課題 1:
下の原文について、次の問いに短く答えてください。
(a) 問題は、どの独立請求項の主題によって解決されるとされていますか。
(b) 電気部品は、少なくとも何を含みますか。
(c) 「非動作状態」とは、特にどんな状態のことですか。

原文:
******************************
【課題を解決するための手段】
【0015】
技術水準の欠点を考慮すると、本発明が解決しようとする問題点はこのため、有機フッ素化合物を含む絶縁流体を使用するガス絶縁、特にガス絶縁トランスまたはガス絶縁リアクタを有する電気器具を含む電気装置を提供することであり、当該装置は、非常に安全な方法で、完全な定格電圧へ器具の運転を開始することを可能にする。
【0016】
さらなる態様によれば、本発明はまた、有機フッ素化合物を含む絶縁流体を利用した、ガス絶縁、特にガス絶縁トランスまたはガス絶縁リアクタを備えた電気器具を提供するという問題を解決することを目的とし、当該装置は、負荷条件とは独立に、非常に安全な運転を可能にする。
【0017】
問題は、それぞれ、独立請求項1および19の主題によって解決される。好ましい実施形態は、従属請求項および請求項の組み合わせで与えられる。
【0018】
請求項1によれば、本発明は、少なくともその一部が有機フッ素化合物を含む誘電絶縁流体を含有する絶縁空間を画成する、トランスの内部空間を囲むハウジングを備えるガス絶縁、特にガス絶縁トランスまたはガス絶縁リアクタを有する電気器具を含む電気装置に関する。電気器具は、さらに、絶縁空間内に配置され絶縁流体に囲まれた電気部品を備え、当該電気部品は、少なくとも1つの巻線を含む。本発明によれば、電気装置は、電力グリッドに少なくとも1つの巻線のうちの1つまたは複数を接続することにより、器具を非動作状態から動作状態にもたらすための電気コネクタを含む。さらに、電気装置は、電気器具が非動作状態にあるときに、少なくとも1つの巻線のうちの1つまたは複数に接続可能な補助電源を備える。
【0019】
本発明の文脈において使用される「巻線」という用語は、広く解釈されるべきであり、特に、それ自体が2つ以上の巻線またはコイルを含む電圧系統の形態の巻線を包含する。
【0020】
「ガス絶縁を有する電気器具」という用語は、ガス絶縁を有する少なくとも1つの構成要素、部分または区画を有する任意の電気器具を広く包含するものとし、また、任意の全体的にガス絶縁された電気器具を包含するものとする。
【0021】
本発明の文脈において使用される「非動作状態」という用語は、特に、すべての巻線が電力グリッドから直流的に絶縁された状態に関する。好ましくは、回路ブレーカおよびアイソレータの組み合わせは、巻線をオフグリッドに維持するために使用され、それぞれの巻線を補助電源に安全に接続する。
******************************
(空間注釈の記録)
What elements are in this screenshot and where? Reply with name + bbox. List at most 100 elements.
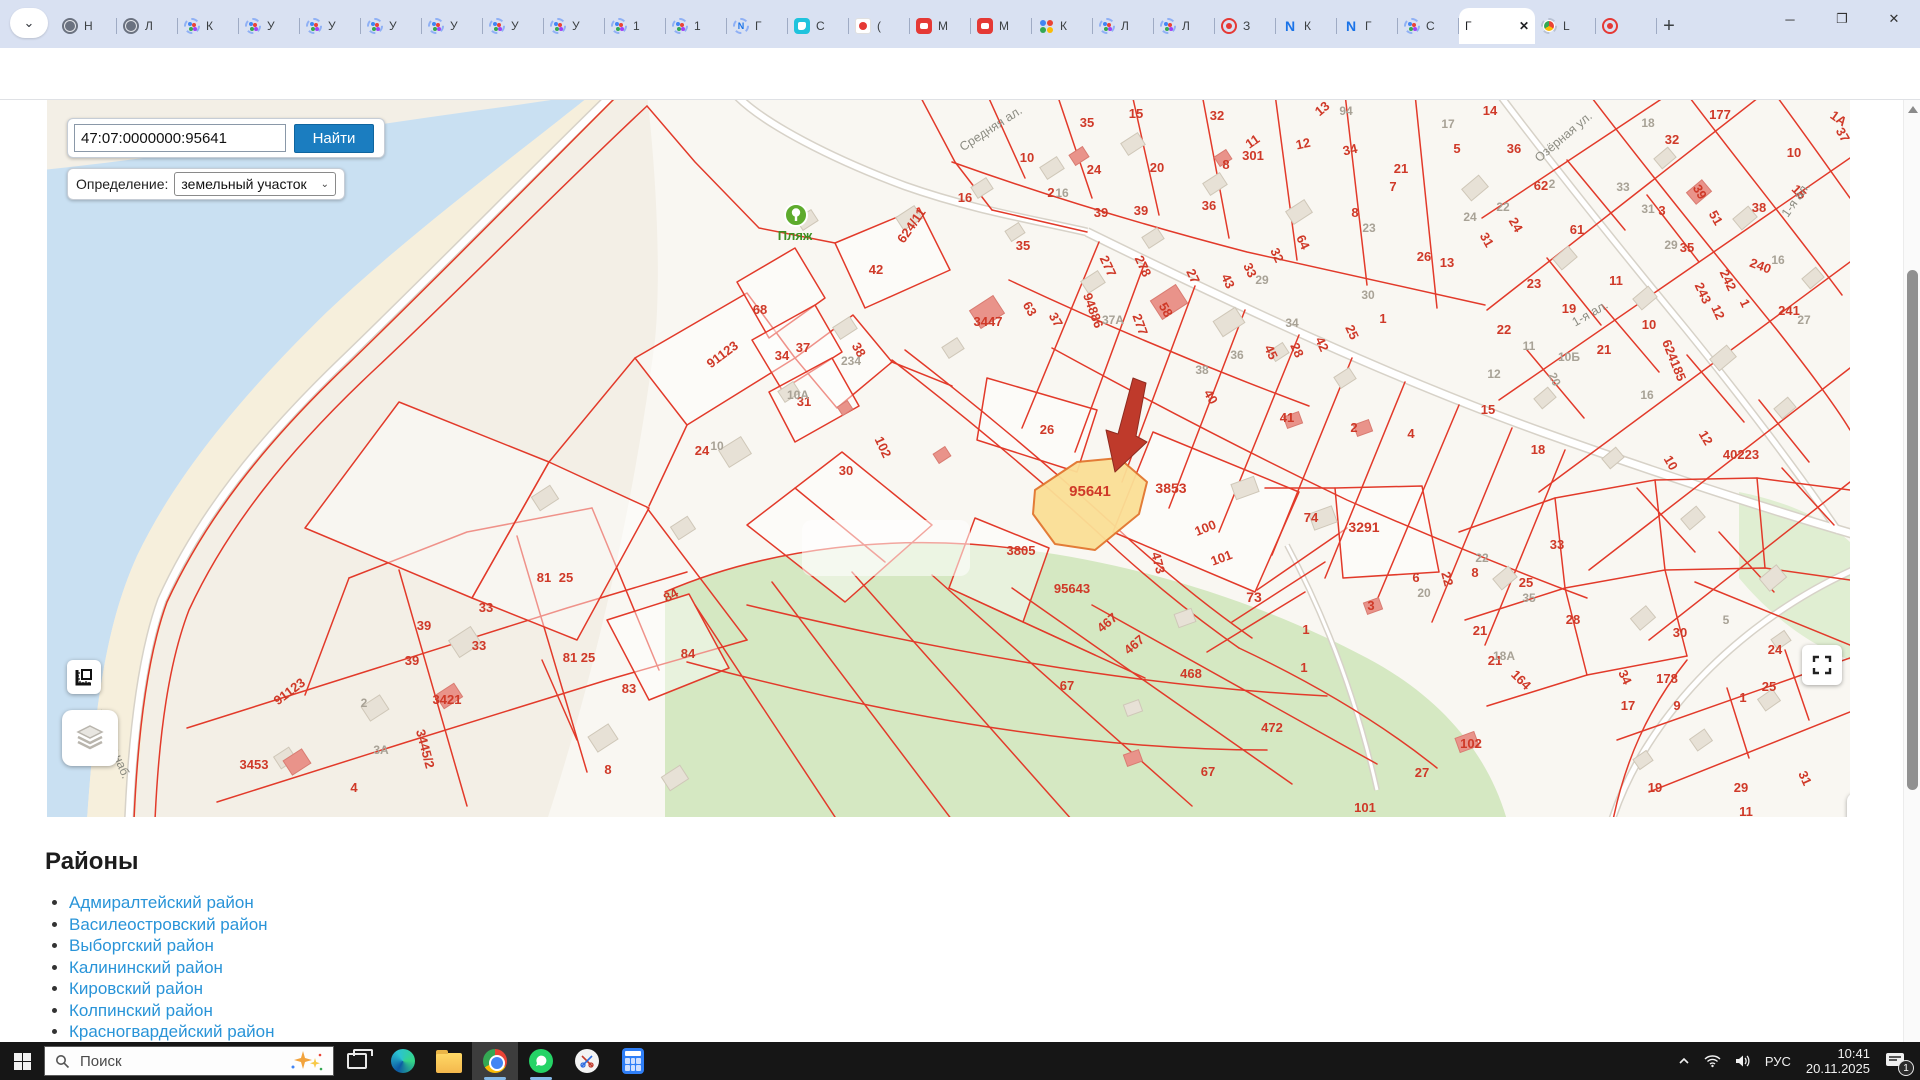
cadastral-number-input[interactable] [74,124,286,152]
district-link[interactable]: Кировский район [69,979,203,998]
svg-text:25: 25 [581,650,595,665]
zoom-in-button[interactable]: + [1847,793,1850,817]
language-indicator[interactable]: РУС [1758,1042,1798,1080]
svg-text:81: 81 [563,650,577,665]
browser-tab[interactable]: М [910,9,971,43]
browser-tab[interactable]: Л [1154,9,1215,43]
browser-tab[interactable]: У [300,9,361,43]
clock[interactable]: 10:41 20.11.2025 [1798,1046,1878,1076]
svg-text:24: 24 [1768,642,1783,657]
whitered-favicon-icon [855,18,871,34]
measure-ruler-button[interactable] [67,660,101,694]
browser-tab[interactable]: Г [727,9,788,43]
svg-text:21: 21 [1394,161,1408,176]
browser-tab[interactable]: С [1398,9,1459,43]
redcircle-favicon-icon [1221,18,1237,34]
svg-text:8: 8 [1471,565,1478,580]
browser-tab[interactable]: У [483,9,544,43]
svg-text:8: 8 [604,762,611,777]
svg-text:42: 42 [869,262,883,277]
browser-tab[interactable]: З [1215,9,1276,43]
******************************
課題 2: 記録のうち、「cadastral-number-input[interactable] [74,124,286,152]」を含む行から「svg-text:21: 21 [1394,161,1408,176]」を含む行までを、両端の行も入れて、そのまま書き出してください。

出力全体 1:
(a) 独立請求項1および19
(b) 少なくとも1つの巻線
(c) すべての巻線が電力グリッドから直流的に絶縁された状態

出力全体 2:
cadastral-number-input[interactable] [74,124,286,152]
district-link[interactable]: Кировский район [69,979,203,998]
svg-text:25: 25 [581,650,595,665]
zoom-in-button[interactable]: + [1847,793,1850,817]
language-indicator[interactable]: РУС [1758,1042,1798,1080]
svg-text:81: 81 [563,650,577,665]
browser-tab[interactable]: М [910,9,971,43]
browser-tab[interactable]: Л [1154,9,1215,43]
browser-tab[interactable]: У [300,9,361,43]
clock[interactable]: 10:41 20.11.2025 [1798,1046,1878,1076]
svg-text:24: 24 [1768,642,1783,657]
whitered-favicon-icon [855,18,871,34]
measure-ruler-button[interactable] [67,660,101,694]
browser-tab[interactable]: Г [727,9,788,43]
svg-text:21: 21 [1394,161,1408,176]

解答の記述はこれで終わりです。